PASSAGE FOR REVIEW below:

I’ll address all three optimization areas comprehensively since they work together for optimal WIP reporting performance.
SQL Query Optimization:
Your current query has several inefficiencies. First, it’s missing temporal filtering which causes full table scans of historical data. Second, the GROUP BY on both WorkOrderID and Status is redundant since WorkOrderID is unique. Here’s an optimized version:
SELECT wo.WorkOrderID, wo.Status,
COUNT(mm.MaterialID) as MaterialCount
FROM WorkOrders wo
JOIN MaterialMovements mm ON wo.WorkOrderID = mm.WorkOrderID
WHERE wo.Status IN ('RELEASED', 'IN_PROGRESS')
AND mm.MovementDate >= DATEADD(day, -7, GETDATE())
AND mm.IsActive = 1
GROUP BY wo.WorkOrderID, wo.Status
The MovementDate filter limits the scan to recent data (adjust the 7-day window to match your WIP definition). The IsActive flag ensures you’re only counting current movements, not historical corrections or cancelled transactions.
More importantly, create a filtered index specifically for this query pattern:
CREATE INDEX IX_MaterialMovements_WIP
ON MaterialMovements(WorkOrderID, MovementDate, MaterialID)
WHERE IsActive = 1 AND MovementDate >= DATEADD(day, -30, GETDATE())
This filtered index dramatically reduces index size and improves query performance by only indexing relevant WIP data.
Table Partitioning:
The MaterialMovements table should be partitioned by MovementDate using a sliding window approach. For GPSF 2023.1, implement monthly partitions with automated maintenance:
- Create partition function for monthly boundaries
- Partition MaterialMovements on MovementDate
- Keep 3 months of data in active partitions (current month + 2 prior)

End of PASSAGE FOR REVIEW.

| REQUIRED ACTIONS |
1. Copy the WIP reporting text word for word, everything from "WHERE IsActive = 1" down to "relevant WIP data.".
2. List the bulleted steps given under the "Table Partitioning" heading of the WIP reporting text.
Work only from the WIP reporting text.

SUPPLIED MATERIAL below:

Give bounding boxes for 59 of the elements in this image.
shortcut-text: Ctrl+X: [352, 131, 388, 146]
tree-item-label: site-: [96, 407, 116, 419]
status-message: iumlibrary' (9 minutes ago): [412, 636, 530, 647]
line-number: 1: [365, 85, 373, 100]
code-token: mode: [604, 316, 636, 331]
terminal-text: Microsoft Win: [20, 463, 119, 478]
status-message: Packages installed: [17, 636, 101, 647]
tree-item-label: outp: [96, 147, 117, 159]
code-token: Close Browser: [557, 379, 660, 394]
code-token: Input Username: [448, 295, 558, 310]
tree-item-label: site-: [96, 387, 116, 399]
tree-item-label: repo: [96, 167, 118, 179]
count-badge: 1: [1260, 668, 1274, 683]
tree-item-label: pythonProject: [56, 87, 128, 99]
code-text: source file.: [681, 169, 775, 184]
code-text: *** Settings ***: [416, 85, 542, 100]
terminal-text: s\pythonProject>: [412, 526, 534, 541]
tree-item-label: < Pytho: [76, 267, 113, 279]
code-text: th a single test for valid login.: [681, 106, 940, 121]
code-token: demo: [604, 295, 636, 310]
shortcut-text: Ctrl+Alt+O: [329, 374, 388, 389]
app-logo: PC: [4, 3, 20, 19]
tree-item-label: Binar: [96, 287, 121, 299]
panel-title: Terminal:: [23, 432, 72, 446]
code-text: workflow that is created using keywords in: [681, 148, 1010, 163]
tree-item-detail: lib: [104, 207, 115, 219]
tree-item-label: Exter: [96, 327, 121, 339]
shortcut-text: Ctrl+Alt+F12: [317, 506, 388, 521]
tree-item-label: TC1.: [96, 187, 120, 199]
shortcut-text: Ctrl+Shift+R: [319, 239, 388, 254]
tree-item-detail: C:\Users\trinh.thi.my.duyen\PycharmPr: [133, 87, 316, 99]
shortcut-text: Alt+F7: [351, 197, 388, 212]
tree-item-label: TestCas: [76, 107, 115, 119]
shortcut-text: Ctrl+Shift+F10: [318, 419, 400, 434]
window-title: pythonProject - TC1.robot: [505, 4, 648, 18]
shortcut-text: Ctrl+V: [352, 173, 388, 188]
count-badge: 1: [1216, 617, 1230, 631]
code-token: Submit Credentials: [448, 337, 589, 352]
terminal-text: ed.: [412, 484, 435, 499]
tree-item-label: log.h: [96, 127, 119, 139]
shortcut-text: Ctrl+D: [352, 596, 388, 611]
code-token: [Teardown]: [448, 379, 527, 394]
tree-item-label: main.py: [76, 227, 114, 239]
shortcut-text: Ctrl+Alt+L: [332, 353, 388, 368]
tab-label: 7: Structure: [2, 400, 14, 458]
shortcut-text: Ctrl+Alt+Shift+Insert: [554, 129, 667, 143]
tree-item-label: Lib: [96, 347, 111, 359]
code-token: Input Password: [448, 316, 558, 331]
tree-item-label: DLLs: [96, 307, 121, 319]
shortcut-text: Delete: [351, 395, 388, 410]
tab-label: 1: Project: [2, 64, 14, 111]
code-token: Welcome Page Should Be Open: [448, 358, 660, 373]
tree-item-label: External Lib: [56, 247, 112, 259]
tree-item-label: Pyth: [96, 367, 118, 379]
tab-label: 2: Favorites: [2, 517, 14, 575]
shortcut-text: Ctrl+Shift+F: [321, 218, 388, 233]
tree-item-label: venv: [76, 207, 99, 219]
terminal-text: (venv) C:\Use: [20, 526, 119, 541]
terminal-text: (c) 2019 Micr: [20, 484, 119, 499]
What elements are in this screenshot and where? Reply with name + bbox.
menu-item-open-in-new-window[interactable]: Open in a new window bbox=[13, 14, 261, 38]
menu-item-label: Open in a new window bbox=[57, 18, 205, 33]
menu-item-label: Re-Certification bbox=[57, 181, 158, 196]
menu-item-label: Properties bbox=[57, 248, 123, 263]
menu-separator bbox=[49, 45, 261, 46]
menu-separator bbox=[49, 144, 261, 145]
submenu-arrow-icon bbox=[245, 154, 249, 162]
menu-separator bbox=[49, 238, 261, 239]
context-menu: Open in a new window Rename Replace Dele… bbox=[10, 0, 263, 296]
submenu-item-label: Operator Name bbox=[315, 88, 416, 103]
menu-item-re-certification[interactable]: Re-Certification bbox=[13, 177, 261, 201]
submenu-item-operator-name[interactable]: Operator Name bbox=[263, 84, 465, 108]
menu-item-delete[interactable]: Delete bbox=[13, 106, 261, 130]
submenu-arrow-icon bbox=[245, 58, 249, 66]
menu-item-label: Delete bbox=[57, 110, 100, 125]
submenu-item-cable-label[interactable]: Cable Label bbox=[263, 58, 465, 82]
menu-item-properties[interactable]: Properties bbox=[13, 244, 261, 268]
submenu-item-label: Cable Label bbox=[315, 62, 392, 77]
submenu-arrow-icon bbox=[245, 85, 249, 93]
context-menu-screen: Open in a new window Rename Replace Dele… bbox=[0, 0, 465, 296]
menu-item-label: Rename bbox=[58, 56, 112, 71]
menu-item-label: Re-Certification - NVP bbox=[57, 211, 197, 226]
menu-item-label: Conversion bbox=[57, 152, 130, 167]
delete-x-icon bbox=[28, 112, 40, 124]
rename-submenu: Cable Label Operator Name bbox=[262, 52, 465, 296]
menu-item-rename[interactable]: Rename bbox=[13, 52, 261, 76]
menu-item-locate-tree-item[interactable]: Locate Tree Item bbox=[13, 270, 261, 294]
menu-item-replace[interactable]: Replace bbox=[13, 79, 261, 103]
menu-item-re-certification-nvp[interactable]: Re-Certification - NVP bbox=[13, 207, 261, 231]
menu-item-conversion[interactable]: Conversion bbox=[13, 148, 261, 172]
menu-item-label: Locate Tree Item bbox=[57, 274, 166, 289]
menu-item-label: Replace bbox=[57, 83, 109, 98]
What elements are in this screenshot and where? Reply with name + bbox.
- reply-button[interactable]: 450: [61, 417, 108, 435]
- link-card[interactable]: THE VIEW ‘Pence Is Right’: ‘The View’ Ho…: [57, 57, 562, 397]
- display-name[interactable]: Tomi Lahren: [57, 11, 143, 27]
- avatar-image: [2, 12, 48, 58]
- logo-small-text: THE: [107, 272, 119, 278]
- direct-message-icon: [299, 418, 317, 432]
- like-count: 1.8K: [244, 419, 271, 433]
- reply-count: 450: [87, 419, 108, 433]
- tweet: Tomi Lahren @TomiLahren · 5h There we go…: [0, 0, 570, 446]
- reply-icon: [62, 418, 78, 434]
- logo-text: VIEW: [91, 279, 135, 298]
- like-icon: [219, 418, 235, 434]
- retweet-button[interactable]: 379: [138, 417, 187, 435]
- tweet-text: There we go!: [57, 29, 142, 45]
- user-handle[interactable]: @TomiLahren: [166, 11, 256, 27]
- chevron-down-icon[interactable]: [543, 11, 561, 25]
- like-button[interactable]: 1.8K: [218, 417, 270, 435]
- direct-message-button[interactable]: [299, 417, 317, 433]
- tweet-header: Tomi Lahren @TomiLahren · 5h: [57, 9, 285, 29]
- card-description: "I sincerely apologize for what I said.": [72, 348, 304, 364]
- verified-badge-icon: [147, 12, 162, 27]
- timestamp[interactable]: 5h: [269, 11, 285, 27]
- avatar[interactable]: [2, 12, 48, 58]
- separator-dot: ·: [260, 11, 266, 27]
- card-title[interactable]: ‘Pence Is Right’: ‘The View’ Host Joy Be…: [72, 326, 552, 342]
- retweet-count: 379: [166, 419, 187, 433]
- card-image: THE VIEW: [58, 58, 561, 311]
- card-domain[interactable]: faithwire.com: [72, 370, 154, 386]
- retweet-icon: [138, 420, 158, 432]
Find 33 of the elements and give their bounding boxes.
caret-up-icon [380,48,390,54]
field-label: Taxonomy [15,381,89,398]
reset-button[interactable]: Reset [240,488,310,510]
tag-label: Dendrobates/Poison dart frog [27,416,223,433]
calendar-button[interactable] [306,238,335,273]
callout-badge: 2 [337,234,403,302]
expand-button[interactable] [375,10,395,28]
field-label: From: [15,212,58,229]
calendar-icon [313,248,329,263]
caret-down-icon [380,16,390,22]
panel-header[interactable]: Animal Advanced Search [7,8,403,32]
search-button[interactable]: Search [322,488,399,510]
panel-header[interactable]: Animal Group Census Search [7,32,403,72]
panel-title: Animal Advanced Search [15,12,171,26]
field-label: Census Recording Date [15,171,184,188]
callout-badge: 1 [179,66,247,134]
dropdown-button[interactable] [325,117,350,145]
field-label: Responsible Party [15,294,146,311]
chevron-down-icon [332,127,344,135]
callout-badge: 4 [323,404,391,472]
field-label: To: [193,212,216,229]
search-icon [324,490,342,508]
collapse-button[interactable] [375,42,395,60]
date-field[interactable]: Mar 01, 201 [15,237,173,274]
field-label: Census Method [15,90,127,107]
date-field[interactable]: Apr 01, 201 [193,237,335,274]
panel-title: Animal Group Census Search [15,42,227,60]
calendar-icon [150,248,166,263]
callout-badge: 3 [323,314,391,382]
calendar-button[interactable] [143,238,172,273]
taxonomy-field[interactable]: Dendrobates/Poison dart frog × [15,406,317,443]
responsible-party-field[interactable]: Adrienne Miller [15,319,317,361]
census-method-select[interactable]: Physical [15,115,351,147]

End of SUPPLIED MATERIAL.

| RESPONSES |
1.
WHERE IsActive = 1 AND MovementDate >= DATEADD(day, -30, GETDATE())
This filtered index dramatically reduces index size and improves query performance by only indexing relevant WIP data.

2.
- Create partition function for monthly boundaries
- Partition MaterialMovements on MovementDate
- Keep 3 months of data in active partitions (current month + 2 prior)